* [Aim of the task]
Output the material below unchanged, apart from leaving out the pictures.

┌────────

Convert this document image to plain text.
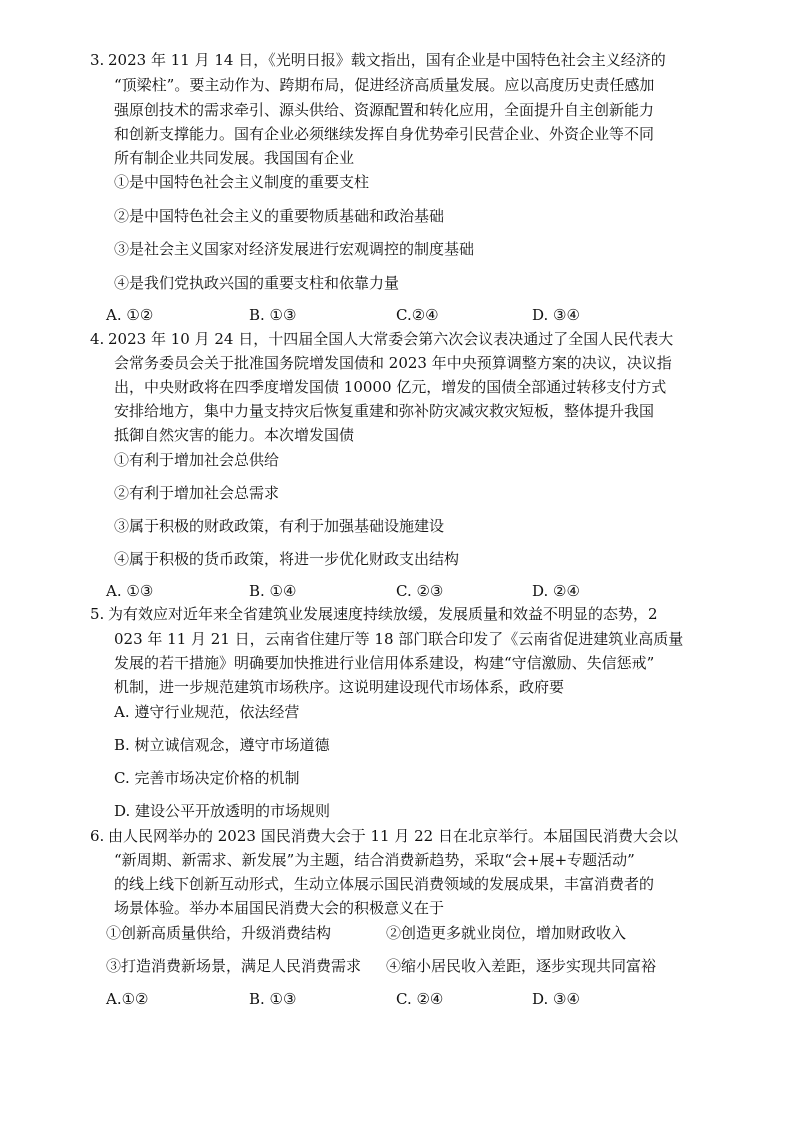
3. 2023 年 11 月 14 日，《光明日报》载文指出，国有企业是中国特色社会主义经济的
“顶梁柱”。要主动作为、跨期布局，促进经济高质量发展。应以高度历史责任感加
强原创技术的需求牵引、源头供给、资源配置和转化应用，全面提升自主创新能力
和创新支撑能力。国有企业必须继续发挥自身优势牵引民营企业、外资企业等不同
所有制企业共同发展。我国国有企业
①是中国特色社会主义制度的重要支柱
②是中国特色社会主义的重要物质基础和政治基础
③是社会主义国家对经济发展进行宏观调控的制度基础
④是我们党执政兴国的重要支柱和依靠力量
A. ①②	B. ①③	C.②④	D. ③④
4. 2023 年 10 月 24 日，十四届全国人大常委会第六次会议表决通过了全国人民代表大
会常务委员会关于批准国务院增发国债和 2023 年中央预算调整方案的决议，决议指
出，中央财政将在四季度增发国债 10000 亿元，增发的国债全部通过转移支付方式
安排给地方，集中力量支持灾后恢复重建和弥补防灾减灾救灾短板，整体提升我国
抵御自然灾害的能力。本次增发国债
①有利于增加社会总供给
②有利于增加社会总需求
③属于积极的财政政策，有利于加强基础设施建设
④属于积极的货币政策，将进一步优化财政支出结构
A. ①③	B. ①④	C. ②③	D. ②④
5. 为有效应对近年来全省建筑业发展速度持续放缓，发展质量和效益不明显的态势，2
023 年 11 月 21 日，云南省住建厅等 18 部门联合印发了《云南省促进建筑业高质量
发展的若干措施》明确要加快推进行业信用体系建设，构建“守信激励、失信惩戒”
机制，进一步规范建筑市场秩序。这说明建设现代市场体系，政府要
A. 遵守行业规范，依法经营
B. 树立诚信观念，遵守市场道德
C. 完善市场决定价格的机制
D. 建设公平开放透明的市场规则
6. 由人民网举办的 2023 国民消费大会于 11 月 22 日在北京举行。本届国民消费大会以
“新周期、新需求、新发展”为主题，结合消费新趋势，采取“会+展+专题活动”
的线上线下创新互动形式，生动立体展示国民消费领域的发展成果，丰富消费者的
场景体验。举办本届国民消费大会的积极意义在于
①创新高质量供给，升级消费结构	②创造更多就业岗位，增加财政收入
③打造消费新场景，满足人民消费需求 ④缩小居民收入差距，逐步实现共同富裕
A.①②	B. ①③	C. ②④	D. ③④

└────────

* [Solution for this problem]
Convert this document image to plain text.
3. 2023 年 11 月 14 日，《光明日报》载文指出，国有企业是中国特色社会主义经济的
“顶梁柱”。要主动作为、跨期布局，促进经济高质量发展。应以高度历史责任感加
强原创技术的需求牵引、源头供给、资源配置和转化应用，全面提升自主创新能力
和创新支撑能力。国有企业必须继续发挥自身优势牵引民营企业、外资企业等不同
所有制企业共同发展。我国国有企业
①是中国特色社会主义制度的重要支柱
②是中国特色社会主义的重要物质基础和政治基础
③是社会主义国家对经济发展进行宏观调控的制度基础
④是我们党执政兴国的重要支柱和依靠力量
A. ①②	B. ①③	C.②④	D. ③④
4. 2023 年 10 月 24 日，十四届全国人大常委会第六次会议表决通过了全国人民代表大
会常务委员会关于批准国务院增发国债和 2023 年中央预算调整方案的决议，决议指
出，中央财政将在四季度增发国债 10000 亿元，增发的国债全部通过转移支付方式
安排给地方，集中力量支持灾后恢复重建和弥补防灾减灾救灾短板，整体提升我国
抵御自然灾害的能力。本次增发国债
①有利于增加社会总供给
②有利于增加社会总需求
③属于积极的财政政策，有利于加强基础设施建设
④属于积极的货币政策，将进一步优化财政支出结构
A. ①③	B. ①④	C. ②③	D. ②④
5. 为有效应对近年来全省建筑业发展速度持续放缓，发展质量和效益不明显的态势，2
023 年 11 月 21 日，云南省住建厅等 18 部门联合印发了《云南省促进建筑业高质量
发展的若干措施》明确要加快推进行业信用体系建设，构建“守信激励、失信惩戒”
机制，进一步规范建筑市场秩序。这说明建设现代市场体系，政府要
A. 遵守行业规范，依法经营
B. 树立诚信观念，遵守市场道德
C. 完善市场决定价格的机制
D. 建设公平开放透明的市场规则
6. 由人民网举办的 2023 国民消费大会于 11 月 22 日在北京举行。本届国民消费大会以
“新周期、新需求、新发展”为主题，结合消费新趋势，采取“会+展+专题活动”
的线上线下创新互动形式，生动立体展示国民消费领域的发展成果，丰富消费者的
场景体验。举办本届国民消费大会的积极意义在于
①创新高质量供给，升级消费结构	②创造更多就业岗位，增加财政收入
③打造消费新场景，满足人民消费需求 ④缩小居民收入差距，逐步实现共同富裕
A.①②	B. ①③	C. ②④	D. ③④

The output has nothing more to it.